TEXT EXCERPT
I still remember the exact moment I stumbled into the Mantis Lords' arena in Hollow Knight. The music shifted from the fungal wastes' uneasy hum to a tense, ritualistic percussion, and three silhouettes stared down at me from stone thrones. Today, as I sit here in 2026, still clinging to the faint hope of a Silksong release date that keeps slipping through my fingers like sand, that memory has taken on a new dimension—literally. The Hollow Knight community has been coping through interminable delays by modding Shrek into the Forgotten Crossroads and designing their own DLC, but the latest creation from solo developer Poly Knight has hit me with the force of a Great Slash: a fully 3D remake of the Mantis Lords boss fight.

EXTRACTED ENTRIES
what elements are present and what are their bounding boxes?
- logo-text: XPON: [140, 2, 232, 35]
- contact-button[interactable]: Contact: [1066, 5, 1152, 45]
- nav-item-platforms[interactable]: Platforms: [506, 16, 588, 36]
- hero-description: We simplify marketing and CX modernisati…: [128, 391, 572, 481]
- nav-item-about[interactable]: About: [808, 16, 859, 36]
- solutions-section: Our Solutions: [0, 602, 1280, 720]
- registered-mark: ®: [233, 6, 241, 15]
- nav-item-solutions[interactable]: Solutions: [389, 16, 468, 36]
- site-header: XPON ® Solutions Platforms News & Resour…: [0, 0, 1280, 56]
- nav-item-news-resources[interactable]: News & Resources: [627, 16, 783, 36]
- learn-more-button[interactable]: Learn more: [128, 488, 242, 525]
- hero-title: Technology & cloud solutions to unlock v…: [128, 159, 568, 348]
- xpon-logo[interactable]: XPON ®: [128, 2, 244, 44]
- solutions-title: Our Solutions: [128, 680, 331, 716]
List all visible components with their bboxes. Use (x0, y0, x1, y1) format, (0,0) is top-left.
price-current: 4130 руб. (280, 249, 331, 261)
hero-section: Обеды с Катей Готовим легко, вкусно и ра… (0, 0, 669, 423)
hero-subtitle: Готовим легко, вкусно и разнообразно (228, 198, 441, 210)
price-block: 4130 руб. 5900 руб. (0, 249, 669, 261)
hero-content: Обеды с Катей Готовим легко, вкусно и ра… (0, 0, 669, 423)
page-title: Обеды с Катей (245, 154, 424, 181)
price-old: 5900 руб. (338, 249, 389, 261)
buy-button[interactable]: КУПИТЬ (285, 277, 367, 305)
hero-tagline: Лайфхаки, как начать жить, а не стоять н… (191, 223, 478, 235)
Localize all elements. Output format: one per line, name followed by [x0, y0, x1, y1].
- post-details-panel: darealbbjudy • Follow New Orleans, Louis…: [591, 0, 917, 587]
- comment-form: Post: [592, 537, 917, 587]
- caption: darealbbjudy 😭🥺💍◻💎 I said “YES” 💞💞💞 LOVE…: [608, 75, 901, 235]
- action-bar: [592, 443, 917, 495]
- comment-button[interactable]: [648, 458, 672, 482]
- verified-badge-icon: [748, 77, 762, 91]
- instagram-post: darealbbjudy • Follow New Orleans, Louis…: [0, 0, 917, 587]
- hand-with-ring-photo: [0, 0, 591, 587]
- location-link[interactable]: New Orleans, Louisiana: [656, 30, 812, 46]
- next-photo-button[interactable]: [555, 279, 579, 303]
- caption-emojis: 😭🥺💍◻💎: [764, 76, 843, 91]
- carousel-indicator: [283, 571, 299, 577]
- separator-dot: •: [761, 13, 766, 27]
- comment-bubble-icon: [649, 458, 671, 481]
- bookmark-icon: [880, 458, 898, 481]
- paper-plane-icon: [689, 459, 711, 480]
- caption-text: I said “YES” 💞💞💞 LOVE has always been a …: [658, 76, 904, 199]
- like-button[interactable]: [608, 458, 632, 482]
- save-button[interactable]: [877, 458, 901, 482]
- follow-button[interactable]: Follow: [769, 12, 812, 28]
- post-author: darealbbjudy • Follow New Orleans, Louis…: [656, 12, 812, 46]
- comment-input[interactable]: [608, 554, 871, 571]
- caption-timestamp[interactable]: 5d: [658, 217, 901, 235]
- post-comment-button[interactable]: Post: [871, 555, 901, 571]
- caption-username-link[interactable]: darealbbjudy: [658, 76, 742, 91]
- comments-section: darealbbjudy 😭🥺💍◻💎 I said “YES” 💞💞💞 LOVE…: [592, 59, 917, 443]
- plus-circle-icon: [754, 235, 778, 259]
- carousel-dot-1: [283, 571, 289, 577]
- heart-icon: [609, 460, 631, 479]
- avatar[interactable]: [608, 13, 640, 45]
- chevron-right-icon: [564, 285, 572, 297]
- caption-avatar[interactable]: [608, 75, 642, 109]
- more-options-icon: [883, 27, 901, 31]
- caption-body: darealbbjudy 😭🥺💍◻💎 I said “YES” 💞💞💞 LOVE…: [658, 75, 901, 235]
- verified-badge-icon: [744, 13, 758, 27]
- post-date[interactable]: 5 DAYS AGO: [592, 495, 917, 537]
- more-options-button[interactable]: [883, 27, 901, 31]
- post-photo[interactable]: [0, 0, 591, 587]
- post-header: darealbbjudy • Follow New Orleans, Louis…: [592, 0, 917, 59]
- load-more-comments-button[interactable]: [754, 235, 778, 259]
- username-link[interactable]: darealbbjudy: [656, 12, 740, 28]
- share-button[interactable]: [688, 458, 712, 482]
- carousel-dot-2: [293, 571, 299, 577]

TASKS TO CARRY OUT
A - Check each statement against the Hollow Knight article. For each one, answer yes or no and quote the exact words that decide it. (i) The 3D remake of the Mantis Lords fight was made by a team of developers. (ii) On entering the arena, the writer saw three silhouettes looking down from stone thrones. (iii) The remake of the Mantis Lords boss fight is two-dimensional.
B - Translate this sentence from the Hollow Knight article into Spanish: "The music shifted from the fungal wastes' uneasy hum to a tense, ritualistic percussion, and three silhouettes stared down at me from stone thrones."
C - Repeat the part of the Hollow Knight article starting with "I still remember" and going on through "Lords boss fight.".

ANSWERS TO THE EXERCISE
A -
(i) No: "solo developer Poly Knight"
(ii) Yes: "three silhouettes stared down at me from stone thrones"
(iii) No: "a fully 3D remake of the Mantis Lords boss fight"

B - La música pasó del inquietante zumbido de los páramos fúngicos a una percusión tensa y ritual, y tres siluetas me observaban desde lo alto de tronos de piedra.

C -
I still remember the exact moment I stumbled into the Mantis Lords' arena in Hollow Knight. The music shifted from the fungal wastes' uneasy hum to a tense, ritualistic percussion, and three silhouettes stared down at me from stone thrones. Today, as I sit here in 2026, still clinging to the faint hope of a Silksong release date that keeps slipping through my fingers like sand, that memory has taken on a new dimension—literally. The Hollow Knight community has been coping through interminable delays by modding Shrek into the Forgotten Crossroads and designing their own DLC, but the latest creation from solo developer Poly Knight has hit me with the force of a Great Slash: a fully 3D remake of the Mantis Lords boss fight.